▶ Given task:
Pick every line with "size" from the material below.

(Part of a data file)
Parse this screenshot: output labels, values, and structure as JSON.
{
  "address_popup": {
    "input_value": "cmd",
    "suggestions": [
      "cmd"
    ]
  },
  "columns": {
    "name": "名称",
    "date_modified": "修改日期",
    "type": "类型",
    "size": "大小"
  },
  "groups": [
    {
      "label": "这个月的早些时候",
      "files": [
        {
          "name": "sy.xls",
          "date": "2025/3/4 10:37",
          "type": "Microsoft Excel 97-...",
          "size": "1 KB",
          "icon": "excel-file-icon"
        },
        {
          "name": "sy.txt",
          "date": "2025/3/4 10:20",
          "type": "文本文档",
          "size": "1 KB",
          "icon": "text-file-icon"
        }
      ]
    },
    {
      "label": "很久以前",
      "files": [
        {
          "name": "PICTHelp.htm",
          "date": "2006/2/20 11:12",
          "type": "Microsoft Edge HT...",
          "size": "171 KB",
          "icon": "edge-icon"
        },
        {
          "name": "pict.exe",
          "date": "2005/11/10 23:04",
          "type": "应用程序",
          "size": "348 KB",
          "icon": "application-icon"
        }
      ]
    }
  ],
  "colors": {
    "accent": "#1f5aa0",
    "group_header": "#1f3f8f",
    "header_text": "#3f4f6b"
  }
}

▶ Answer to this problem:
    "size": "大小"
          "size": "1 KB",
          "size": "1 KB",
          "size": "171 KB",
          "size": "348 KB",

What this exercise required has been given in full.